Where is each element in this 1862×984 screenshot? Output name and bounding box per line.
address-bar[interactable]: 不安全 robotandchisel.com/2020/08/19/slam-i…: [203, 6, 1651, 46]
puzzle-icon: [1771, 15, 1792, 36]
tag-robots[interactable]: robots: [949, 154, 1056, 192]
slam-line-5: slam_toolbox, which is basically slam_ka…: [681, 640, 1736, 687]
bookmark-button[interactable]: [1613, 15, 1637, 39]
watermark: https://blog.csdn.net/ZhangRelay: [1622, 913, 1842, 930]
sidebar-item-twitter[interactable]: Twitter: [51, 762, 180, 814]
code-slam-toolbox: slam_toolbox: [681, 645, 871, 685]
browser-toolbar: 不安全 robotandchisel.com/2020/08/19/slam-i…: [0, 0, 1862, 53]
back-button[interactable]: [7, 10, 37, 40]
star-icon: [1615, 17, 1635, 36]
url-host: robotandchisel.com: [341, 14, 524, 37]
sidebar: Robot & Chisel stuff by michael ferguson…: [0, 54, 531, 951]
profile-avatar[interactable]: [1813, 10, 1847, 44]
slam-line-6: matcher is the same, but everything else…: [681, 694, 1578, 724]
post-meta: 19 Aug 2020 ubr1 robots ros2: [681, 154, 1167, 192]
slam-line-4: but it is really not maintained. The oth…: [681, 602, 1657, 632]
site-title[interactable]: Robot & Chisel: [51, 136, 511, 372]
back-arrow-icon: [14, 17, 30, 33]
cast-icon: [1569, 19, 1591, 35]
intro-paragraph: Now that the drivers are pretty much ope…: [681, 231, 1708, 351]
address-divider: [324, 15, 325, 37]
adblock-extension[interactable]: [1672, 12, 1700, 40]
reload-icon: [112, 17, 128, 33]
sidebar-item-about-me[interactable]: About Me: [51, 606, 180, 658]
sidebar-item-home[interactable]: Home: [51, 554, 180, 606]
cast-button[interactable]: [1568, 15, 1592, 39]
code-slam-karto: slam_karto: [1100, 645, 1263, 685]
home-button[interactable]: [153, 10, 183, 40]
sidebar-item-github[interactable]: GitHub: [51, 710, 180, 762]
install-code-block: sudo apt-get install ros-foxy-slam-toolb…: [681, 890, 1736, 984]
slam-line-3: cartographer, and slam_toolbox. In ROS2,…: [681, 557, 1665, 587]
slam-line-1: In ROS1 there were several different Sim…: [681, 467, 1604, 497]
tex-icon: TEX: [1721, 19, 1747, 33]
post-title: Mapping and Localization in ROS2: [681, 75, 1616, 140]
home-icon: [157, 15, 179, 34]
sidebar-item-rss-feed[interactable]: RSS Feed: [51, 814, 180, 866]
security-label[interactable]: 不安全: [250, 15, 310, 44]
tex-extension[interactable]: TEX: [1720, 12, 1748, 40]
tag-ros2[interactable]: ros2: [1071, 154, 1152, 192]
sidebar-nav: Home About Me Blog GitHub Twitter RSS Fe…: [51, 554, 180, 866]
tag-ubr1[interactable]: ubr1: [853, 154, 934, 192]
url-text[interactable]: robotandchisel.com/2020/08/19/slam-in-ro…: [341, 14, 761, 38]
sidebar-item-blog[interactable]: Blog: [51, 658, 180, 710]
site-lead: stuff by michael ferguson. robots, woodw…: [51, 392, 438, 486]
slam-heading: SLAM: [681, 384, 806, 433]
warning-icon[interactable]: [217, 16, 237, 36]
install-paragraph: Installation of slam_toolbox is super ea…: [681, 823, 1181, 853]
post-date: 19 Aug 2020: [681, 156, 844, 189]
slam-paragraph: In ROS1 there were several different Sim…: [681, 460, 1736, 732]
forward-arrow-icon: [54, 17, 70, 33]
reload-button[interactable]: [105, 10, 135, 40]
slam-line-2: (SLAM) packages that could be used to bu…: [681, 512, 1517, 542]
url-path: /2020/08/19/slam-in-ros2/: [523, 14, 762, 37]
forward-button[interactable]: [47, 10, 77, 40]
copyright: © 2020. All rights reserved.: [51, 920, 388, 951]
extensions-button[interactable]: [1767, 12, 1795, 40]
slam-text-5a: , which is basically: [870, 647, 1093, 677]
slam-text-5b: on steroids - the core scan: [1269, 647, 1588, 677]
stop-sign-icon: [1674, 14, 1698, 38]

THE PROBLEM
Copy the listing from its first line through the line containing "slam-line-6: matcher is", swapping "screenshot" for "screen capture" and keeping everything else the same.

COMPLETED TASK
Where is each element in this 1862×984 screen capture? Output name and bounding box per line.
address-bar[interactable]: 不安全 robotandchisel.com/2020/08/19/slam-i…: [203, 6, 1651, 46]
puzzle-icon: [1771, 15, 1792, 36]
tag-robots[interactable]: robots: [949, 154, 1056, 192]
slam-line-5: slam_toolbox, which is basically slam_ka…: [681, 640, 1736, 687]
bookmark-button[interactable]: [1613, 15, 1637, 39]
watermark: https://blog.csdn.net/ZhangRelay: [1622, 913, 1842, 930]
sidebar-item-twitter[interactable]: Twitter: [51, 762, 180, 814]
code-slam-toolbox: slam_toolbox: [681, 645, 871, 685]
browser-toolbar: 不安全 robotandchisel.com/2020/08/19/slam-i…: [0, 0, 1862, 53]
back-button[interactable]: [7, 10, 37, 40]
star-icon: [1615, 17, 1635, 36]
url-host: robotandchisel.com: [341, 14, 524, 37]
sidebar: Robot & Chisel stuff by michael ferguson…: [0, 54, 531, 951]
profile-avatar[interactable]: [1813, 10, 1847, 44]
slam-line-6: matcher is the same, but everything else…: [681, 694, 1578, 724]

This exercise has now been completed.